→ **TASK DIRECTIONS**
Search the records for the word "industries" and pick out every line that has it.

→ **Figure record extracts**
#####

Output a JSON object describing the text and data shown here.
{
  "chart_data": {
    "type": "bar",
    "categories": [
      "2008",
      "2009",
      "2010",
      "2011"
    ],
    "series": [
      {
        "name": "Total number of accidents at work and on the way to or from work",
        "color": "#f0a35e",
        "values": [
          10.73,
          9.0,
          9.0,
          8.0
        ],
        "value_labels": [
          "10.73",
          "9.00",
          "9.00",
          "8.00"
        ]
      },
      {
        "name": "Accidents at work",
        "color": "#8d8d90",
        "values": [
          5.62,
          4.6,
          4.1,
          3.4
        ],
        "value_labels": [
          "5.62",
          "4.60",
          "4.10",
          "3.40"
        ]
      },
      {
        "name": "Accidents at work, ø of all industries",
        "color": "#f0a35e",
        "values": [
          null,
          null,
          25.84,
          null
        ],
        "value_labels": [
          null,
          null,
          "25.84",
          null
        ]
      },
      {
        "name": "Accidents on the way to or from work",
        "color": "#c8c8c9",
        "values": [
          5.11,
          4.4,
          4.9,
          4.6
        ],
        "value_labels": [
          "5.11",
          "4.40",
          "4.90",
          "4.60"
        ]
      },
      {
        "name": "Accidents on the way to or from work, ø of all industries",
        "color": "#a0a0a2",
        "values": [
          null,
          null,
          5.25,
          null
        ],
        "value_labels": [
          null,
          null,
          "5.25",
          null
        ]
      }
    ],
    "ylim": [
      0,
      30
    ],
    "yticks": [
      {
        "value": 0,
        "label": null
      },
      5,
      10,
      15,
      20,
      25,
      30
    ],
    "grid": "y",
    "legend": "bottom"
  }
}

#####

→ **FINAL RESULT**
        "name": "Accidents at work, ø of all industries",
        "name": "Accidents on the way to or from work, ø of all industries",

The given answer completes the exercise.